GOAL OF THE EXERCISE: Without including any pictures, write out all the entries exactly.

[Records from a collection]
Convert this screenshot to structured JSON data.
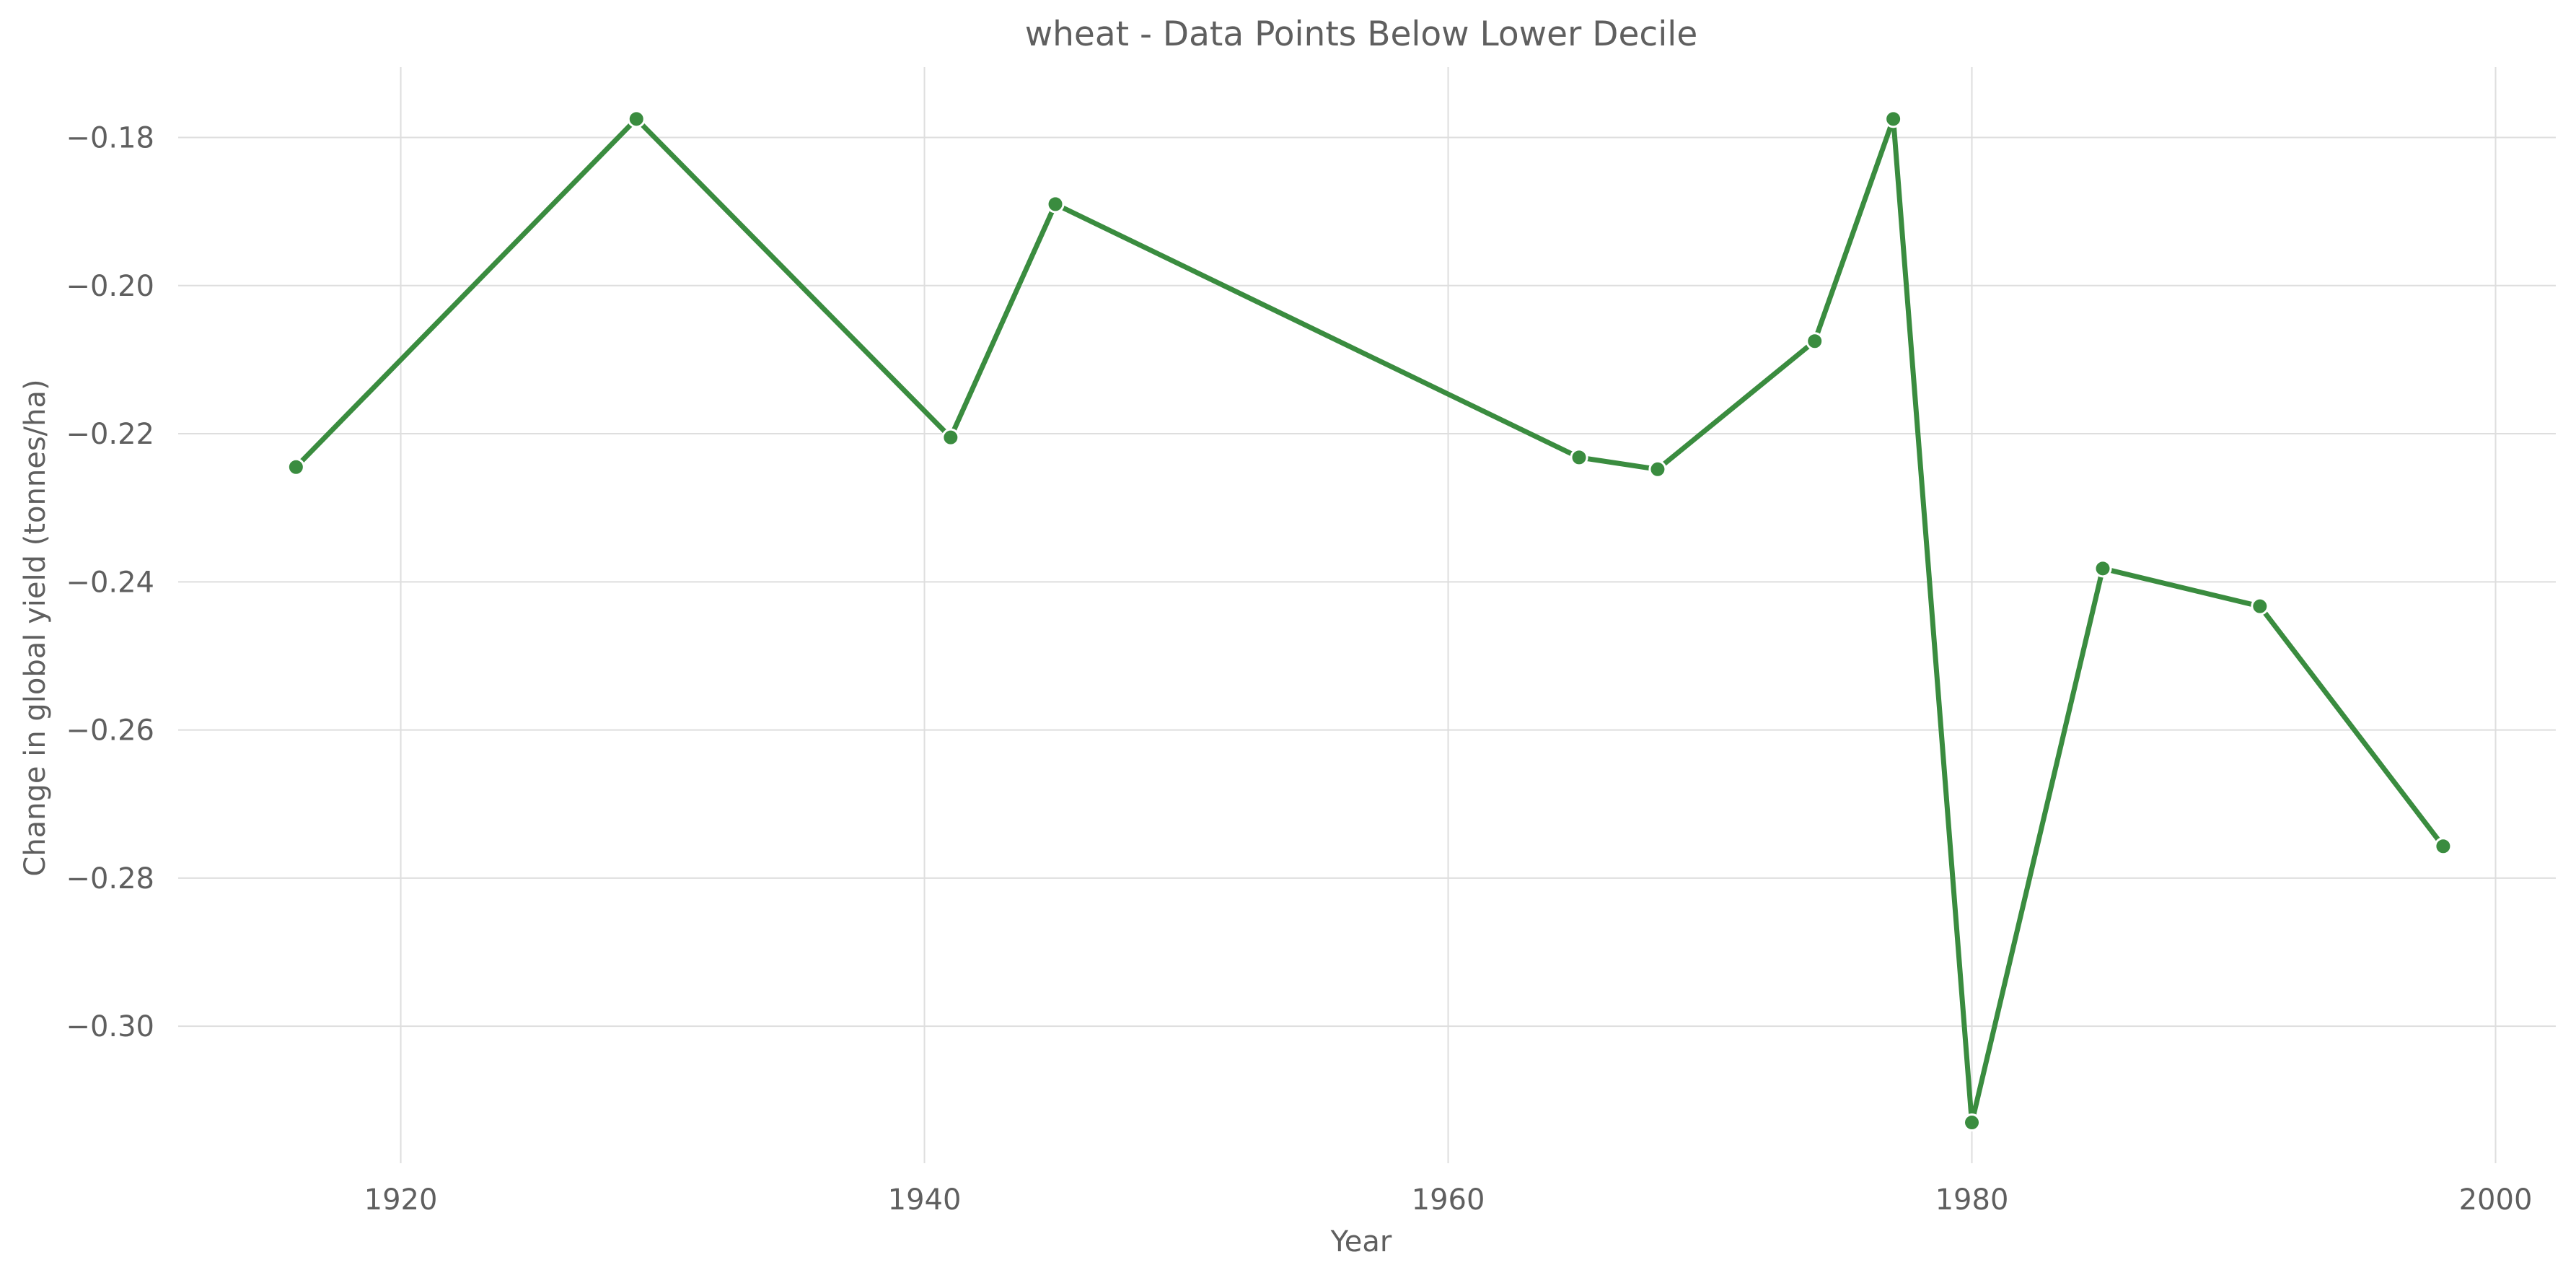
{
  "chart_data": {
    "type": "line",
    "title": "wheat - Data Points Below Lower Decile",
    "xlabel": "Year",
    "ylabel": "Change in global yield (tonnes/ha)",
    "xlim": [
      1911.5,
      2002.3
    ],
    "ylim": [
      -0.3185,
      -0.1705
    ],
    "x_ticks": [
      1920,
      1940,
      1960,
      1980,
      2000
    ],
    "y_ticks": [
      -0.18,
      -0.2,
      -0.22,
      -0.24,
      -0.26,
      -0.28,
      -0.3
    ],
    "x_tick_labels": [
      "1920",
      "1940",
      "1960",
      "1980",
      "2000"
    ],
    "y_tick_labels": [
      "−0.18",
      "−0.20",
      "−0.22",
      "−0.24",
      "−0.26",
      "−0.28",
      "−0.30"
    ],
    "grid": true,
    "series": [
      {
        "color": "#3a8c3f",
        "x": [
          1916,
          1929,
          1941,
          1945,
          1965,
          1968,
          1974,
          1977,
          1980,
          1985,
          1991,
          1998
        ],
        "y": [
          -0.2245,
          -0.1775,
          -0.2205,
          -0.189,
          -0.2232,
          -0.2248,
          -0.2075,
          -0.1775,
          -0.313,
          -0.2382,
          -0.2433,
          -0.2757
        ]
      }
    ]
  }
}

FULL ANSWER:
Convert this screenshot to structured JSON data.
{
  "chart_data": {
    "type": "line",
    "title": "wheat - Data Points Below Lower Decile",
    "xlabel": "Year",
    "ylabel": "Change in global yield (tonnes/ha)",
    "xlim": [
      1911.5,
      2002.3
    ],
    "ylim": [
      -0.3185,
      -0.1705
    ],
    "x_ticks": [
      1920,
      1940,
      1960,
      1980,
      2000
    ],
    "y_ticks": [
      -0.18,
      -0.2,
      -0.22,
      -0.24,
      -0.26,
      -0.28,
      -0.3
    ],
    "x_tick_labels": [
      "1920",
      "1940",
      "1960",
      "1980",
      "2000"
    ],
    "y_tick_labels": [
      "−0.18",
      "−0.20",
      "−0.22",
      "−0.24",
      "−0.26",
      "−0.28",
      "−0.30"
    ],
    "grid": true,
    "series": [
      {
        "color": "#3a8c3f",
        "x": [
          1916,
          1929,
          1941,
          1945,
          1965,
          1968,
          1974,
          1977,
          1980,
          1985,
          1991,
          1998
        ],
        "y": [
          -0.2245,
          -0.1775,
          -0.2205,
          -0.189,
          -0.2232,
          -0.2248,
          -0.2075,
          -0.1775,
          -0.313,
          -0.2382,
          -0.2433,
          -0.2757
        ]
      }
    ]
  }
}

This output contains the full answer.